• **Exercise**:
Give the number of lines that contain the string "nickname", and nothing else.

• **Material to process**:
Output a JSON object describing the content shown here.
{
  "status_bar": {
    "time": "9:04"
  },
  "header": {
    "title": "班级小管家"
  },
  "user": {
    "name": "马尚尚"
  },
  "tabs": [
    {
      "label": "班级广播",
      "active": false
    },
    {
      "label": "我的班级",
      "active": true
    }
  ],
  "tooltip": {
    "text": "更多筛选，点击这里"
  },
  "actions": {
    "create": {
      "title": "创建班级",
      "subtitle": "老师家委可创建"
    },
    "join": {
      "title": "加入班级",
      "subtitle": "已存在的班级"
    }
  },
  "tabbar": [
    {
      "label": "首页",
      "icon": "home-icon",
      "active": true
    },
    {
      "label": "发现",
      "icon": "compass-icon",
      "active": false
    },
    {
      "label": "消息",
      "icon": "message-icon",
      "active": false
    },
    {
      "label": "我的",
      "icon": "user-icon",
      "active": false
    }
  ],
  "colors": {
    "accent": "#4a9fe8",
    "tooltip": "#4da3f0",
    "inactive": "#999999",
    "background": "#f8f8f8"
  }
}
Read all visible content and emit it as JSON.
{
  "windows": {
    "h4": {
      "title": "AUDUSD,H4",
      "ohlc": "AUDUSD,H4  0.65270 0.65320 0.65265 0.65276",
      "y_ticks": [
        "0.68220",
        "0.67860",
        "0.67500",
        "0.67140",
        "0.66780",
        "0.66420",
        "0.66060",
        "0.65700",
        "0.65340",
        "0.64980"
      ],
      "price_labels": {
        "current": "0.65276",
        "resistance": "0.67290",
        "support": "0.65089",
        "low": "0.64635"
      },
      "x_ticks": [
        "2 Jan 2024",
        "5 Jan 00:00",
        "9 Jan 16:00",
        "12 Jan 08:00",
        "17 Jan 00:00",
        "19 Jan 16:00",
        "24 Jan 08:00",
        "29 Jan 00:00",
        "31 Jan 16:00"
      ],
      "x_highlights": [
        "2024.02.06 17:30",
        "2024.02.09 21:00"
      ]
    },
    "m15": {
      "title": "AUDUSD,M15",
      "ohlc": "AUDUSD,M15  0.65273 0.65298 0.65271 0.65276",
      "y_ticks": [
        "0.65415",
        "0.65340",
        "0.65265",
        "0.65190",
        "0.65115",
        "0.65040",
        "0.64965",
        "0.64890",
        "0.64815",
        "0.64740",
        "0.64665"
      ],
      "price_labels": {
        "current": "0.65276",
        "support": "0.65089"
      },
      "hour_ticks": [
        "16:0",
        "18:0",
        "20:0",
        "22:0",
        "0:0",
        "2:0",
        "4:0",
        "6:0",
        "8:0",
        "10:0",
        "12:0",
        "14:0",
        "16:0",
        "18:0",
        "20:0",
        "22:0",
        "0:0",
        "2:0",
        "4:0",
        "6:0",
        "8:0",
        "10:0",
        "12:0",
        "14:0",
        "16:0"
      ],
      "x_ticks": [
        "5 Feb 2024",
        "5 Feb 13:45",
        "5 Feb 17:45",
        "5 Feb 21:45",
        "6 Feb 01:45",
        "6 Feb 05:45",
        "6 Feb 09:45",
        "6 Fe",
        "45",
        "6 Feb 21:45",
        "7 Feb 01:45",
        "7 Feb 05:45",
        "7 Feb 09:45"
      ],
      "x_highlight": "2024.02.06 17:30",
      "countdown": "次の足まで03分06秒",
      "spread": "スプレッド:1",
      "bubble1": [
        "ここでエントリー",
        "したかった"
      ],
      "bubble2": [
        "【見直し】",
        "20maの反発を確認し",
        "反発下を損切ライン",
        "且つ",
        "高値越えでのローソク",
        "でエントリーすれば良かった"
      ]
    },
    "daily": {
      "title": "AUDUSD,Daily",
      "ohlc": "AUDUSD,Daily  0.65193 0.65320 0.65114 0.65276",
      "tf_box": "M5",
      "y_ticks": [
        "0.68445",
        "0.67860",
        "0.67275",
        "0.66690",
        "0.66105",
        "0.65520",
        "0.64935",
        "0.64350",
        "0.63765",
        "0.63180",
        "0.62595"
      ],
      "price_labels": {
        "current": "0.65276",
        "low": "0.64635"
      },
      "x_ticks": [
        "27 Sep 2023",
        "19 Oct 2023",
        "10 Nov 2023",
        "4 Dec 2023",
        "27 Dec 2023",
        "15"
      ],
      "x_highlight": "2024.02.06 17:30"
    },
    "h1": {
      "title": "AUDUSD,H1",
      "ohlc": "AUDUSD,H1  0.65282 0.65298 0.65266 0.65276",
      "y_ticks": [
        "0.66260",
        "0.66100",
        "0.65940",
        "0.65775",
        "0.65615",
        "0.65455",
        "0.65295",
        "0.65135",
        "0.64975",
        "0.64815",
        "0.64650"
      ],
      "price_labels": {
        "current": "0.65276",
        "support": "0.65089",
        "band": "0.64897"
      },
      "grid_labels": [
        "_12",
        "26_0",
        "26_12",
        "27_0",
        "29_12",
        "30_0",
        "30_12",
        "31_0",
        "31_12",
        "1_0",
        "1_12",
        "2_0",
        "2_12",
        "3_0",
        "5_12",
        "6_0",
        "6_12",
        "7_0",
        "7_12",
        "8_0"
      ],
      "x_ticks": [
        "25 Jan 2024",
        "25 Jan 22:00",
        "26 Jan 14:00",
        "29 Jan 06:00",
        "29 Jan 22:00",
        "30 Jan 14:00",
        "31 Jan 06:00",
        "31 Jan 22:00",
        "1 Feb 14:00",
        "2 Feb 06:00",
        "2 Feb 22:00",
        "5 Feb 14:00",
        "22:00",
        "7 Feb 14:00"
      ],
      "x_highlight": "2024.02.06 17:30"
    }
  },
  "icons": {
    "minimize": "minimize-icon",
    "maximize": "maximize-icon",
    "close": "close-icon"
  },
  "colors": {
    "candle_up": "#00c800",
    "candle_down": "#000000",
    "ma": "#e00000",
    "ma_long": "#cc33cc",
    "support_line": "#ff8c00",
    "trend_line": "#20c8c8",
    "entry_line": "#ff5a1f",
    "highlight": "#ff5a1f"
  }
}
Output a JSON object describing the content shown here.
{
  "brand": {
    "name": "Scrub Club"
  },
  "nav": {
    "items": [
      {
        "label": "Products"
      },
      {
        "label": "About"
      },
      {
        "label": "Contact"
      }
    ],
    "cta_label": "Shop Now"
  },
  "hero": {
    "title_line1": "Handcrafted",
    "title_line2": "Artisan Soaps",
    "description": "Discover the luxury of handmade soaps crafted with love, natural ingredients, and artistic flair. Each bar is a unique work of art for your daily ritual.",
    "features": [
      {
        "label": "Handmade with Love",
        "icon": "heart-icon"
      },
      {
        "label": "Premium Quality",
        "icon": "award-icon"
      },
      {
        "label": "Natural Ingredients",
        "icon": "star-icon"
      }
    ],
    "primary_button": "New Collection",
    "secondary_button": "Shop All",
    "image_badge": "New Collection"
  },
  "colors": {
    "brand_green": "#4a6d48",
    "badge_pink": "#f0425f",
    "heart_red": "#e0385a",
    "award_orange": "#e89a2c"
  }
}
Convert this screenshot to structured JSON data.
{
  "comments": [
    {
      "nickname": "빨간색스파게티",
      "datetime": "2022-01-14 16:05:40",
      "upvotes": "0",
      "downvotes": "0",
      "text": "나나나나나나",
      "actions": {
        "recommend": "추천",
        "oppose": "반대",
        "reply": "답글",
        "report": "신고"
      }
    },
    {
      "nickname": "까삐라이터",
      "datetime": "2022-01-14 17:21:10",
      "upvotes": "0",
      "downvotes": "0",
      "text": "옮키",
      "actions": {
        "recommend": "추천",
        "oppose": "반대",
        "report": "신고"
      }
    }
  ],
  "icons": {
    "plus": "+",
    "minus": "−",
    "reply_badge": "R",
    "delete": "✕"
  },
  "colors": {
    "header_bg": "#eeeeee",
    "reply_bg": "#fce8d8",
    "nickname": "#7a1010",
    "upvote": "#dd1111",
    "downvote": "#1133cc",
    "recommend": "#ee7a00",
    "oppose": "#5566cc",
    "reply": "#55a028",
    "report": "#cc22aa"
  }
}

• **Exercise answer**:
3